I would count several factors behind this: healthier businesses, a relatively positive outlook and the need to reach out to new markets and to diversify the businesses.
The recession was fatal for lots of retailers, but the outcome for some strong survivors was probably very positive. During the downturn, companies were forced to make decisions to cut costs, trim expenses, rationalize their size and footprint, close under-performing units or stores, rethink their strategies and probably renegotiate terms and leases. The most sophisticated players did all of this and probably went a few steps further by getting rid of innate inefficiencies.
In addition, the market is not quite where it was a few years ago. People are now more risk averse in their outlook and conservative in their valuations. The thinking on the selling side is that it might be better to bank on a deal now, than hope for a better offer later. In such a climate, companies may be less resistant to selling parts of, or their entire business. It is in essence, a good time to buy high-performing company assets at softer prices.
Seeing well-known brands involved in acquisitions and partnerships builds the confidence of other players -- particularly when the economy appears to be picking up. Indicators from first quarter 2010 seem to show that the consumer and retail industry in general is picking up, across major markets.
Industry players in mature markets, such as the United States and Europe, see hope for growth in the BRIC countries and other emerging markets. But there is a caveat. Penetrating these more varied and volatile markets is no easy task.
Take Russia, China and India for example. Modern retail chains are still weak in these countries and the vast majority of consumer goods are sold in traditional “mom-and-pop” shops. And the differences between markets can vary drastically. The retail market in Saint Petersburg, Russia, is very saturated and competitive, with about 60% to 70% of its turnover being dominated by retail chains while other regions, or even Moscow, have a more even spread between retail chains and stand-alone stores.
Entering these markets often means falling back on established and powerful distribution systems. Very few companies in the world have the ability to do it independently and are better off acquiring or partnering with local established brands. Foreign companies however, lack visibility to and knowledge about possible acquisition targets and local market conditions.
A few years back, due diligence centered on financials and long talks between the two parties involved. Acquisitions and partnerships between completely unknown parties were very rare.
These days, and especially in the emerging markets, companies need to act faster and require a lot more information before completing a deal. Furthermore, deals are done between companies that might know very little about each other and need to put it together in a few months. Financial and company records do not provide enough information in these cases.
It became critical to perform thorough commercial due diligence where the buyer can get visibility into numerous factors: the reputation the target has within its markets, its relationship with distribution channels, a sense for its implicit negotiation power with suppliers, distributors or retailers, the relationship it has with government bodies, opaque policies and regulations, and the list goes on.

__Given data__:
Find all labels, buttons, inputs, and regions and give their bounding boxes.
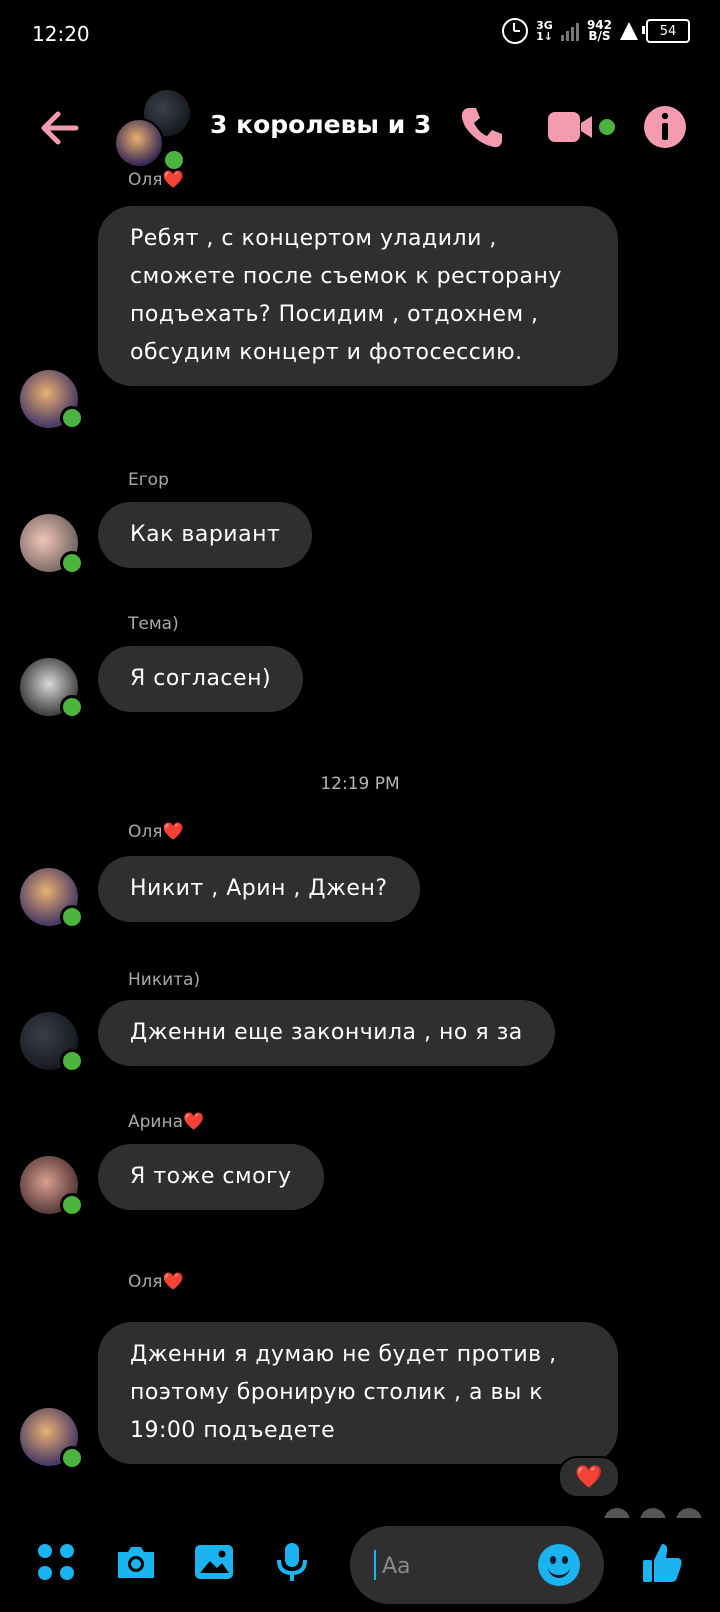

__What you will do__:
a - In the essay on retail acquisitions above, copy everything from "Entering these markets" down to "local market conditions.".
b - Render this sentence from the essay on retail acquisitions into Spanish: "Acquisitions and partnerships between completely unknown parties were very rare."

__Task solutions__:
a -
Entering these markets often means falling back on established and powerful distribution systems. Very few companies in the world have the ability to do it independently and are better off acquiring or partnering with local established brands. Foreign companies however, lack visibility to and knowledge about possible acquisition targets and local market conditions.

b - Las adquisiciones y asociaciones entre partes completamente desconocidas eran muy poco comunes.